Directions for this task: Retype each entry below, keeping every character the same.
## Start Material to process
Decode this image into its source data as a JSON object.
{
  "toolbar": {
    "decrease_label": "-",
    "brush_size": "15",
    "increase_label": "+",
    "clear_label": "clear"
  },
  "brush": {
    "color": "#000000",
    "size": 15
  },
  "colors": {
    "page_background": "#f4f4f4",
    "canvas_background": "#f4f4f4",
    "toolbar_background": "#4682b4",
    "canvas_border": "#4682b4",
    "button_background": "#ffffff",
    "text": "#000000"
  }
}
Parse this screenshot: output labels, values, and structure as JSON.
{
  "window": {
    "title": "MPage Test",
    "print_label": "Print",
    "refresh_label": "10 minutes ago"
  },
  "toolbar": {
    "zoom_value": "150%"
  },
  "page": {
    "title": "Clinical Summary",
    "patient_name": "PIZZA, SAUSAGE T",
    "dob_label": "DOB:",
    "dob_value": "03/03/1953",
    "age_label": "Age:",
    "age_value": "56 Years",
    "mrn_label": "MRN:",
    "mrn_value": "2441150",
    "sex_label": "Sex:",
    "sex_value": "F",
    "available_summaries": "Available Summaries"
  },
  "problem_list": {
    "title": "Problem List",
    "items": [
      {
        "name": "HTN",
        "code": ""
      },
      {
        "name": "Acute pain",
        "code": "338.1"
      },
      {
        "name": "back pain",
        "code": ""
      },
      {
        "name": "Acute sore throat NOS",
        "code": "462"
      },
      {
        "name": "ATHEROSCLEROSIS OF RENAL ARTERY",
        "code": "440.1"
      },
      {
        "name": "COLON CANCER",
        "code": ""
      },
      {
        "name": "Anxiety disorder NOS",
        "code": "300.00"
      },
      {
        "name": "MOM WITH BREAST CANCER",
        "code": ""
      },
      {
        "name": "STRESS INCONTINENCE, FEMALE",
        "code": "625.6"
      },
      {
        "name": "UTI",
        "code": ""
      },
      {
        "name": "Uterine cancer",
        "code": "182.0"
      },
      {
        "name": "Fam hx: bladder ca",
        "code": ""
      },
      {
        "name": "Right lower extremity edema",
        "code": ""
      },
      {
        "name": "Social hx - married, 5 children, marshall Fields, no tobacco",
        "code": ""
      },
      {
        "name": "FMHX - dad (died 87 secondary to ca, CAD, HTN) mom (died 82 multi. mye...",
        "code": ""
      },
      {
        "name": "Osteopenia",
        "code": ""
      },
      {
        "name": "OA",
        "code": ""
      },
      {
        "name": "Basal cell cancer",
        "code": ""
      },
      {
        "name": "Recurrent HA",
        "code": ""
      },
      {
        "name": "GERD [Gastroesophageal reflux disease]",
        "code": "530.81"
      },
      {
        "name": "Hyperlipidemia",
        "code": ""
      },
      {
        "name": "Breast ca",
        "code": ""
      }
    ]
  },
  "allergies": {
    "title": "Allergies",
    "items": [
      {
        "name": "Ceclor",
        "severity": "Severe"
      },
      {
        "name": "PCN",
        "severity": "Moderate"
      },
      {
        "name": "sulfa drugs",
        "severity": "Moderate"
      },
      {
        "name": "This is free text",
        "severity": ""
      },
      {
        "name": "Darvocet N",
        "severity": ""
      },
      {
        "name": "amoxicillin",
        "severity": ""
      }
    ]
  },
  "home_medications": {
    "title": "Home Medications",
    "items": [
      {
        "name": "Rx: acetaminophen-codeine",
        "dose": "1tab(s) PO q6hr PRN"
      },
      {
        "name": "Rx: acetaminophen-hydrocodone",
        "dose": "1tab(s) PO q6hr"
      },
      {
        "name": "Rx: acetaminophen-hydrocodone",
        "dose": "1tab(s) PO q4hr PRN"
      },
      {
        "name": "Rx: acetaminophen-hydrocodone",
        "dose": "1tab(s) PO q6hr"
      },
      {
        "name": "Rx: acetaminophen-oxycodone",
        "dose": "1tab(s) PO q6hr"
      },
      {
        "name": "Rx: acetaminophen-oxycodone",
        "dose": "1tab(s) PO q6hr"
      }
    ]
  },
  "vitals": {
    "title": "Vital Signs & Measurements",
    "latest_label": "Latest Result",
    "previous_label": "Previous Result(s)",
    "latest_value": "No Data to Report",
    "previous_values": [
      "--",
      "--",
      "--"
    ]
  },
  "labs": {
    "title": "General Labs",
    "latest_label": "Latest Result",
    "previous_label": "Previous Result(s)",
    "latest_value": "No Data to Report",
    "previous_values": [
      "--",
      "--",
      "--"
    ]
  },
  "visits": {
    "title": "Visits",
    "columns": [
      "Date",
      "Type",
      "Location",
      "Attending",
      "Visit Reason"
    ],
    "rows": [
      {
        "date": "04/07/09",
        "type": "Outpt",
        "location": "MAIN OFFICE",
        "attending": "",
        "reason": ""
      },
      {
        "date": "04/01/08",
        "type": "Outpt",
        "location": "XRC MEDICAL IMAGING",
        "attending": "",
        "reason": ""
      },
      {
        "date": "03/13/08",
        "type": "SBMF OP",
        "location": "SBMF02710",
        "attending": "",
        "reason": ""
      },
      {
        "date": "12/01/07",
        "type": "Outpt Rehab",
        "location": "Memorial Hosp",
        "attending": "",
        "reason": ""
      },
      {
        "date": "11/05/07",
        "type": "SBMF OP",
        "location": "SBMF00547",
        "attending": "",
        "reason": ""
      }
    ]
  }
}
## End Material to process
Response to this exercise:
Decode this image into its source data as a JSON object.
{
  "toolbar": {
    "decrease_label": "-",
    "brush_size": "15",
    "increase_label": "+",
    "clear_label": "clear"
  },
  "brush": {
    "color": "#000000",
    "size": 15
  },
  "colors": {
    "page_background": "#f4f4f4",
    "canvas_background": "#f4f4f4",
    "toolbar_background": "#4682b4",
    "canvas_border": "#4682b4",
    "button_background": "#ffffff",
    "text": "#000000"
  }
}
Parse this screenshot: output labels, values, and structure as JSON.
{
  "window": {
    "title": "MPage Test",
    "print_label": "Print",
    "refresh_label": "10 minutes ago"
  },
  "toolbar": {
    "zoom_value": "150%"
  },
  "page": {
    "title": "Clinical Summary",
    "patient_name": "PIZZA, SAUSAGE T",
    "dob_label": "DOB:",
    "dob_value": "03/03/1953",
    "age_label": "Age:",
    "age_value": "56 Years",
    "mrn_label": "MRN:",
    "mrn_value": "2441150",
    "sex_label": "Sex:",
    "sex_value": "F",
    "available_summaries": "Available Summaries"
  },
  "problem_list": {
    "title": "Problem List",
    "items": [
      {
        "name": "HTN",
        "code": ""
      },
      {
        "name": "Acute pain",
        "code": "338.1"
      },
      {
        "name": "back pain",
        "code": ""
      },
      {
        "name": "Acute sore throat NOS",
        "code": "462"
      },
      {
        "name": "ATHEROSCLEROSIS OF RENAL ARTERY",
        "code": "440.1"
      },
      {
        "name": "COLON CANCER",
        "code": ""
      },
      {
        "name": "Anxiety disorder NOS",
        "code": "300.00"
      },
      {
        "name": "MOM WITH BREAST CANCER",
        "code": ""
      },
      {
        "name": "STRESS INCONTINENCE, FEMALE",
        "code": "625.6"
      },
      {
        "name": "UTI",
        "code": ""
      },
      {
        "name": "Uterine cancer",
        "code": "182.0"
      },
      {
        "name": "Fam hx: bladder ca",
        "code": ""
      },
      {
        "name": "Right lower extremity edema",
        "code": ""
      },
      {
        "name": "Social hx - married, 5 children, marshall Fields, no tobacco",
        "code": ""
      },
      {
        "name": "FMHX - dad (died 87 secondary to ca, CAD, HTN) mom (died 82 multi. mye...",
        "code": ""
      },
      {
        "name": "Osteopenia",
        "code": ""
      },
      {
        "name": "OA",
        "code": ""
      },
      {
        "name": "Basal cell cancer",
        "code": ""
      },
      {
        "name": "Recurrent HA",
        "code": ""
      },
      {
        "name": "GERD [Gastroesophageal reflux disease]",
        "code": "530.81"
      },
      {
        "name": "Hyperlipidemia",
        "code": ""
      },
      {
        "name": "Breast ca",
        "code": ""
      }
    ]
  },
  "allergies": {
    "title": "Allergies",
    "items": [
      {
        "name": "Ceclor",
        "severity": "Severe"
      },
      {
        "name": "PCN",
        "severity": "Moderate"
      },
      {
        "name": "sulfa drugs",
        "severity": "Moderate"
      },
      {
        "name": "This is free text",
        "severity": ""
      },
      {
        "name": "Darvocet N",
        "severity": ""
      },
      {
        "name": "amoxicillin",
        "severity": ""
      }
    ]
  },
  "home_medications": {
    "title": "Home Medications",
    "items": [
      {
        "name": "Rx: acetaminophen-codeine",
        "dose": "1tab(s) PO q6hr PRN"
      },
      {
        "name": "Rx: acetaminophen-hydrocodone",
        "dose": "1tab(s) PO q6hr"
      },
      {
        "name": "Rx: acetaminophen-hydrocodone",
        "dose": "1tab(s) PO q4hr PRN"
      },
      {
        "name": "Rx: acetaminophen-hydrocodone",
        "dose": "1tab(s) PO q6hr"
      },
      {
        "name": "Rx: acetaminophen-oxycodone",
        "dose": "1tab(s) PO q6hr"
      },
      {
        "name": "Rx: acetaminophen-oxycodone",
        "dose": "1tab(s) PO q6hr"
      }
    ]
  },
  "vitals": {
    "title": "Vital Signs & Measurements",
    "latest_label": "Latest Result",
    "previous_label": "Previous Result(s)",
    "latest_value": "No Data to Report",
    "previous_values": [
      "--",
      "--",
      "--"
    ]
  },
  "labs": {
    "title": "General Labs",
    "latest_label": "Latest Result",
    "previous_label": "Previous Result(s)",
    "latest_value": "No Data to Report",
    "previous_values": [
      "--",
      "--",
      "--"
    ]
  },
  "visits": {
    "title": "Visits",
    "columns": [
      "Date",
      "Type",
      "Location",
      "Attending",
      "Visit Reason"
    ],
    "rows": [
      {
        "date": "04/07/09",
        "type": "Outpt",
        "location": "MAIN OFFICE",
        "attending": "",
        "reason": ""
      },
      {
        "date": "04/01/08",
        "type": "Outpt",
        "location": "XRC MEDICAL IMAGING",
        "attending": "",
        "reason": ""
      },
      {
        "date": "03/13/08",
        "type": "SBMF OP",
        "location": "SBMF02710",
        "attending": "",
        "reason": ""
      },
      {
        "date": "12/01/07",
        "type": "Outpt Rehab",
        "location": "Memorial Hosp",
        "attending": "",
        "reason": ""
      },
      {
        "date": "11/05/07",
        "type": "SBMF OP",
        "location": "SBMF00547",
        "attending": "",
        "reason": ""
      }
    ]
  }
}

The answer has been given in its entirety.